** BEGIN **

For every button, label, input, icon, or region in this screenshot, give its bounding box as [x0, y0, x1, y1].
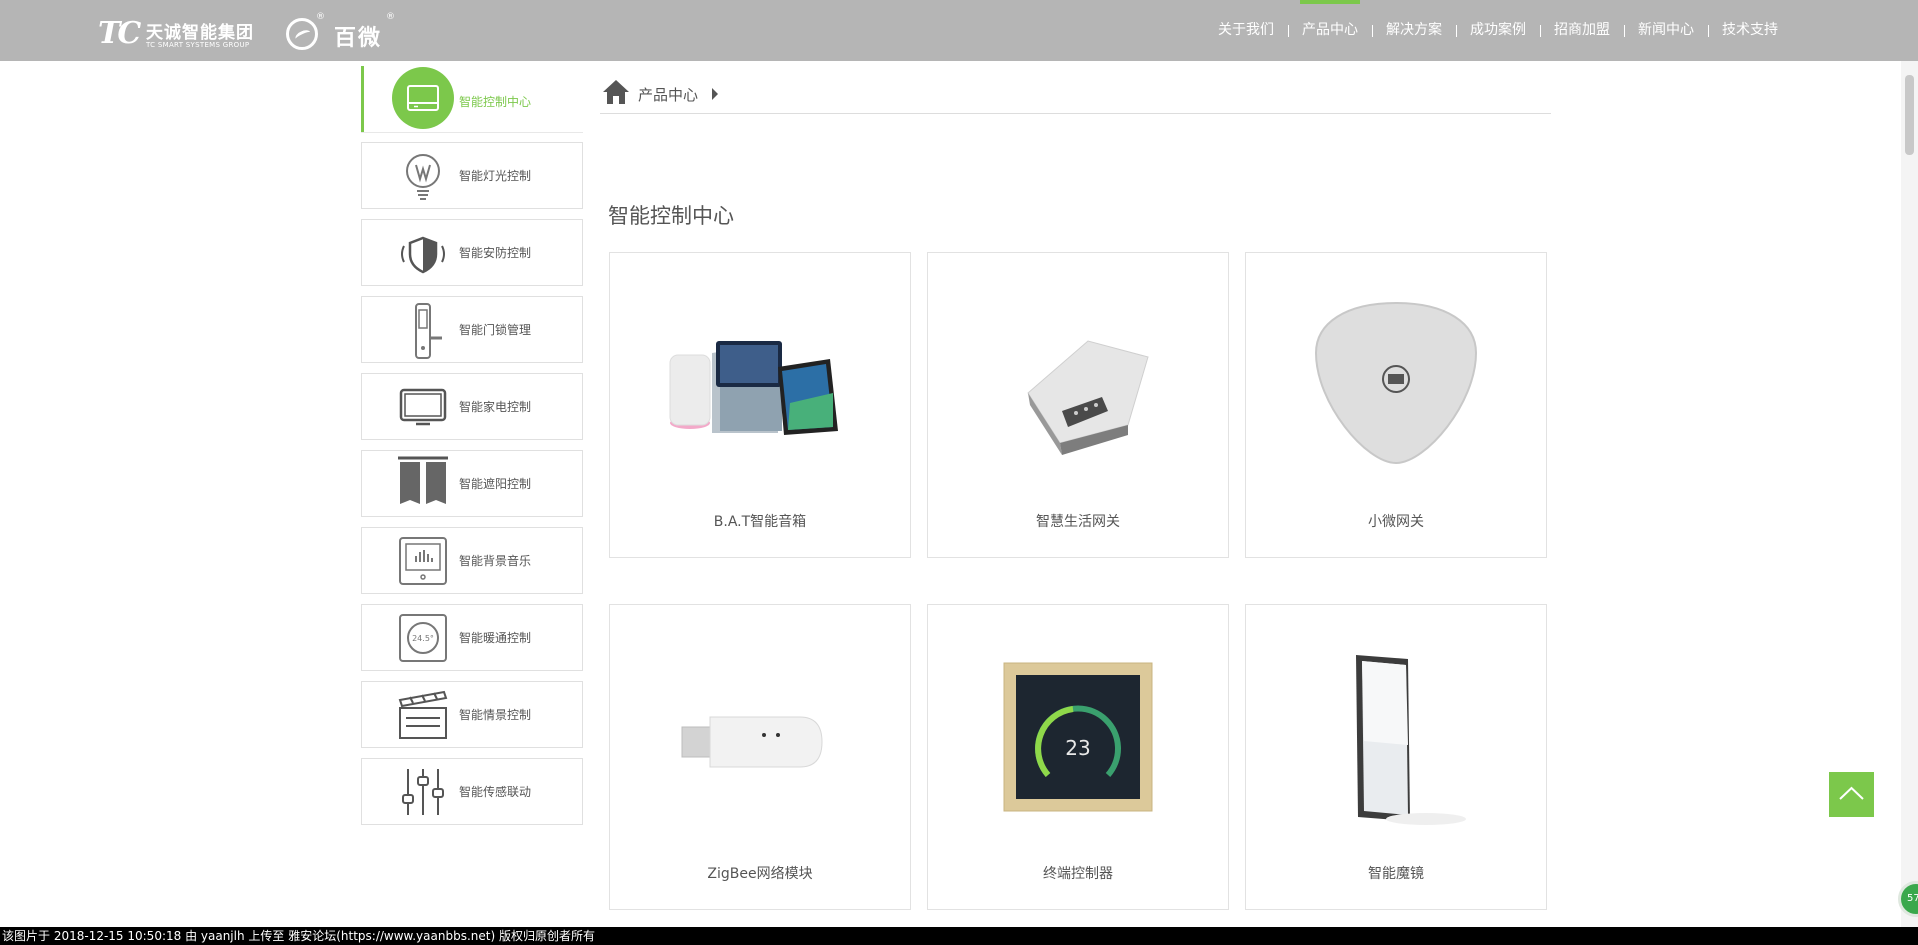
sidebar-item-label: 智能控制中心 — [459, 95, 532, 109]
product-name[interactable]: ZigBee网络模块 — [610, 863, 910, 883]
control-center-icon — [392, 67, 454, 129]
back-to-top-button[interactable] — [1829, 772, 1874, 817]
svg-text:23: 23 — [1065, 736, 1090, 760]
sidebar-item-appliance[interactable]: 智能家电控制 — [361, 373, 583, 440]
sidebar-item-label: 智能暖通控制 — [459, 631, 532, 645]
product-card[interactable]: 智能魔镜 — [1245, 604, 1547, 910]
sidebar-item-label: 智能背景音乐 — [459, 554, 532, 568]
sidebar-item-security[interactable]: 智能安防控制 — [361, 219, 583, 286]
music-panel-icon — [399, 537, 447, 585]
sidebar-item-lighting[interactable]: 智能灯光控制 — [361, 142, 583, 209]
nav-item-support[interactable]: 技术支持 — [1708, 0, 1792, 61]
breadcrumb: 产品中心 — [600, 78, 1551, 114]
shield-icon — [401, 236, 445, 274]
svg-text:24.5°: 24.5° — [412, 634, 434, 643]
sidebar-item-scene[interactable]: 智能情景控制 — [361, 681, 583, 748]
chevron-up-icon — [1839, 786, 1864, 800]
terminal-controller-image: 23 — [1003, 662, 1153, 812]
curtain-icon — [398, 456, 448, 504]
product-card[interactable]: 智慧生活网关 — [927, 252, 1229, 558]
tc-logo-mark: TC — [98, 16, 141, 51]
sidebar-item-label: 智能情景控制 — [459, 708, 532, 722]
nav-item-news[interactable]: 新闻中心 — [1624, 0, 1708, 61]
sidebar-item-label: 智能灯光控制 — [459, 169, 532, 183]
registered-mark: ® — [386, 12, 395, 22]
smart-mirror-image — [1356, 655, 1466, 825]
zigbee-module-image — [681, 716, 823, 768]
product-name[interactable]: 终端控制器 — [928, 863, 1228, 883]
product-card[interactable]: 小微网关 — [1245, 252, 1547, 558]
sidebar-item-sensor[interactable]: 智能传感联动 — [361, 758, 583, 825]
baiwei-logo[interactable]: ® 百微 ® — [286, 12, 396, 51]
nav-item-solutions[interactable]: 解决方案 — [1372, 0, 1456, 61]
product-category-sidebar: 智能控制中心 智能灯光控制 智能安防控制 智能门锁管理 智能家电控制 智能遮阳控… — [361, 66, 583, 835]
sidebar-item-label: 智能安防控制 — [459, 246, 532, 260]
page-title: 智能控制中心 — [608, 204, 734, 228]
scrollbar-thumb[interactable] — [1905, 75, 1914, 155]
gateway-image — [1027, 340, 1149, 455]
nav-item-franchise[interactable]: 招商加盟 — [1540, 0, 1624, 61]
product-card[interactable]: B.A.T智能音箱 — [609, 252, 911, 558]
mini-gateway-image — [1314, 301, 1478, 465]
sidebar-item-label: 智能遮阳控制 — [459, 477, 532, 491]
tc-logo-chinese-name: 天诚智能集团 — [146, 23, 254, 43]
sensor-sliders-icon — [402, 769, 444, 815]
sidebar-item-label: 智能门锁管理 — [459, 323, 532, 337]
vertical-scrollbar[interactable] — [1901, 61, 1918, 927]
product-name[interactable]: 智能魔镜 — [1246, 863, 1546, 883]
sidebar-item-music[interactable]: 智能背景音乐 — [361, 527, 583, 594]
image-source-watermark: 该图片于 2018-12-15 10:50:18 由 yaanjlh 上传至 雅… — [0, 927, 1918, 945]
nav-item-products[interactable]: 产品中心 — [1288, 0, 1372, 61]
sidebar-item-label: 智能传感联动 — [459, 785, 532, 799]
product-card[interactable]: ZigBee网络模块 — [609, 604, 911, 910]
nav-item-cases[interactable]: 成功案例 — [1456, 0, 1540, 61]
product-name[interactable]: 小微网关 — [1246, 511, 1546, 531]
sidebar-item-door-lock[interactable]: 智能门锁管理 — [361, 296, 583, 363]
nav-item-about[interactable]: 关于我们 — [1204, 0, 1288, 61]
product-card[interactable]: 23 终端控制器 — [927, 604, 1229, 910]
sidebar-item-hvac[interactable]: 24.5° 智能暖通控制 — [361, 604, 583, 671]
product-name[interactable]: 智慧生活网关 — [928, 511, 1228, 531]
lightbulb-icon — [406, 154, 440, 200]
thermostat-icon: 24.5° — [399, 614, 447, 662]
sidebar-item-label: 智能家电控制 — [459, 400, 532, 414]
breadcrumb-arrow-icon — [712, 88, 718, 100]
tc-logo-english-name: TC SMART SYSTEMS GROUP — [146, 41, 250, 49]
smart-speaker-image — [669, 341, 838, 435]
breadcrumb-products-link[interactable]: 产品中心 — [638, 84, 698, 105]
door-lock-icon — [415, 303, 442, 359]
top-navigation-bar: TC 天诚智能集团 TC SMART SYSTEMS GROUP ® 百微 ® … — [0, 0, 1918, 61]
baiwei-logo-icon — [286, 18, 318, 50]
tc-group-logo[interactable]: TC 天诚智能集团 TC SMART SYSTEMS GROUP — [98, 14, 268, 54]
tv-icon — [399, 388, 447, 426]
registered-mark: ® — [316, 12, 325, 22]
product-name[interactable]: B.A.T智能音箱 — [610, 511, 910, 531]
home-icon[interactable] — [602, 79, 630, 105]
scene-clapper-icon — [398, 690, 448, 739]
sidebar-item-control-center[interactable]: 智能控制中心 — [361, 66, 583, 132]
main-nav: 关于我们 产品中心 解决方案 成功案例 招商加盟 新闻中心 技术支持 — [1204, 0, 1792, 61]
baiwei-logo-text: 百微 — [334, 26, 383, 51]
sidebar-item-shading[interactable]: 智能遮阳控制 — [361, 450, 583, 517]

** END **

_Written exercise:_
Revise all the material above, changing every "product-card" to "product-tile" and keeping everything else the same. Omit the pictures from your answer.

_Full solution:_
For every button, label, input, icon, or region in this screenshot, give its bounding box as [x0, y0, x1, y1].
sidebar-item-label: 智能控制中心 — [459, 95, 532, 109]
product-name[interactable]: ZigBee网络模块 — [610, 863, 910, 883]
control-center-icon — [392, 67, 454, 129]
back-to-top-button[interactable] — [1829, 772, 1874, 817]
svg-text:23: 23 — [1065, 736, 1090, 760]
sidebar-item-appliance[interactable]: 智能家电控制 — [361, 373, 583, 440]
sidebar-item-label: 智能暖通控制 — [459, 631, 532, 645]
product-tile[interactable]: 智能魔镜 — [1245, 604, 1547, 910]
sidebar-item-label: 智能背景音乐 — [459, 554, 532, 568]
sidebar-item-security[interactable]: 智能安防控制 — [361, 219, 583, 286]
music-panel-icon — [399, 537, 447, 585]
sidebar-item-lighting[interactable]: 智能灯光控制 — [361, 142, 583, 209]
nav-item-support[interactable]: 技术支持 — [1708, 0, 1792, 61]
breadcrumb: 产品中心 — [600, 78, 1551, 114]
shield-icon — [401, 236, 445, 274]
svg-text:24.5°: 24.5° — [412, 634, 434, 643]
sidebar-item-scene[interactable]: 智能情景控制 — [361, 681, 583, 748]
chevron-up-icon — [1839, 786, 1864, 800]
terminal-controller-image: 23 — [1003, 662, 1153, 812]
curtain-icon — [398, 456, 448, 504]
product-tile[interactable]: 智慧生活网关 — [927, 252, 1229, 558]
tc-logo-mark: TC — [98, 16, 141, 51]
sidebar-item-label: 智能情景控制 — [459, 708, 532, 722]
nav-item-news[interactable]: 新闻中心 — [1624, 0, 1708, 61]
sidebar-item-label: 智能灯光控制 — [459, 169, 532, 183]
registered-mark: ® — [386, 12, 395, 22]
smart-mirror-image — [1356, 655, 1466, 825]
zigbee-module-image — [681, 716, 823, 768]
product-name[interactable]: 终端控制器 — [928, 863, 1228, 883]
product-tile[interactable]: 小微网关 — [1245, 252, 1547, 558]
sidebar-item-sensor[interactable]: 智能传感联动 — [361, 758, 583, 825]
baiwei-logo[interactable]: ® 百微 ® — [286, 12, 396, 51]
nav-item-solutions[interactable]: 解决方案 — [1372, 0, 1456, 61]
product-category-sidebar: 智能控制中心 智能灯光控制 智能安防控制 智能门锁管理 智能家电控制 智能遮阳控… — [361, 66, 583, 835]
sidebar-item-label: 智能安防控制 — [459, 246, 532, 260]
page-title: 智能控制中心 — [608, 204, 734, 228]
scrollbar-thumb[interactable] — [1905, 75, 1914, 155]
gateway-image — [1027, 340, 1149, 455]
nav-item-franchise[interactable]: 招商加盟 — [1540, 0, 1624, 61]
product-tile[interactable]: B.A.T智能音箱 — [609, 252, 911, 558]
mini-gateway-image — [1314, 301, 1478, 465]
sidebar-item-label: 智能遮阳控制 — [459, 477, 532, 491]
tc-logo-chinese-name: 天诚智能集团 — [146, 23, 254, 43]
sensor-sliders-icon — [402, 769, 444, 815]
sidebar-item-label: 智能门锁管理 — [459, 323, 532, 337]
vertical-scrollbar[interactable] — [1901, 61, 1918, 927]
product-name[interactable]: 智能魔镜 — [1246, 863, 1546, 883]
sidebar-item-music[interactable]: 智能背景音乐 — [361, 527, 583, 594]
image-source-watermark: 该图片于 2018-12-15 10:50:18 由 yaanjlh 上传至 雅… — [0, 927, 1918, 945]
nav-item-products[interactable]: 产品中心 — [1288, 0, 1372, 61]
sidebar-item-label: 智能传感联动 — [459, 785, 532, 799]
product-tile[interactable]: ZigBee网络模块 — [609, 604, 911, 910]
nav-item-cases[interactable]: 成功案例 — [1456, 0, 1540, 61]
product-name[interactable]: 小微网关 — [1246, 511, 1546, 531]
sidebar-item-door-lock[interactable]: 智能门锁管理 — [361, 296, 583, 363]
nav-item-about[interactable]: 关于我们 — [1204, 0, 1288, 61]
product-tile[interactable]: 23 终端控制器 — [927, 604, 1229, 910]
sidebar-item-hvac[interactable]: 24.5° 智能暖通控制 — [361, 604, 583, 671]
product-name[interactable]: 智慧生活网关 — [928, 511, 1228, 531]
lightbulb-icon — [406, 154, 440, 200]
thermostat-icon: 24.5° — [399, 614, 447, 662]
sidebar-item-label: 智能家电控制 — [459, 400, 532, 414]
breadcrumb-arrow-icon — [712, 88, 718, 100]
tc-logo-english-name: TC SMART SYSTEMS GROUP — [146, 41, 250, 49]
smart-speaker-image — [669, 341, 838, 435]
breadcrumb-products-link[interactable]: 产品中心 — [638, 84, 698, 105]
door-lock-icon — [415, 303, 442, 359]
top-navigation-bar: TC 天诚智能集团 TC SMART SYSTEMS GROUP ® 百微 ® … — [0, 0, 1918, 61]
baiwei-logo-icon — [286, 18, 318, 50]
tc-group-logo[interactable]: TC 天诚智能集团 TC SMART SYSTEMS GROUP — [98, 14, 268, 54]
tv-icon — [399, 388, 447, 426]
registered-mark: ® — [316, 12, 325, 22]
product-name[interactable]: B.A.T智能音箱 — [610, 511, 910, 531]
home-icon[interactable] — [602, 79, 630, 105]
scene-clapper-icon — [398, 690, 448, 739]
sidebar-item-control-center[interactable]: 智能控制中心 — [361, 66, 583, 132]
main-nav: 关于我们 产品中心 解决方案 成功案例 招商加盟 新闻中心 技术支持 — [1204, 0, 1792, 61]
baiwei-logo-text: 百微 — [334, 26, 383, 51]
sidebar-item-shading[interactable]: 智能遮阳控制 — [361, 450, 583, 517]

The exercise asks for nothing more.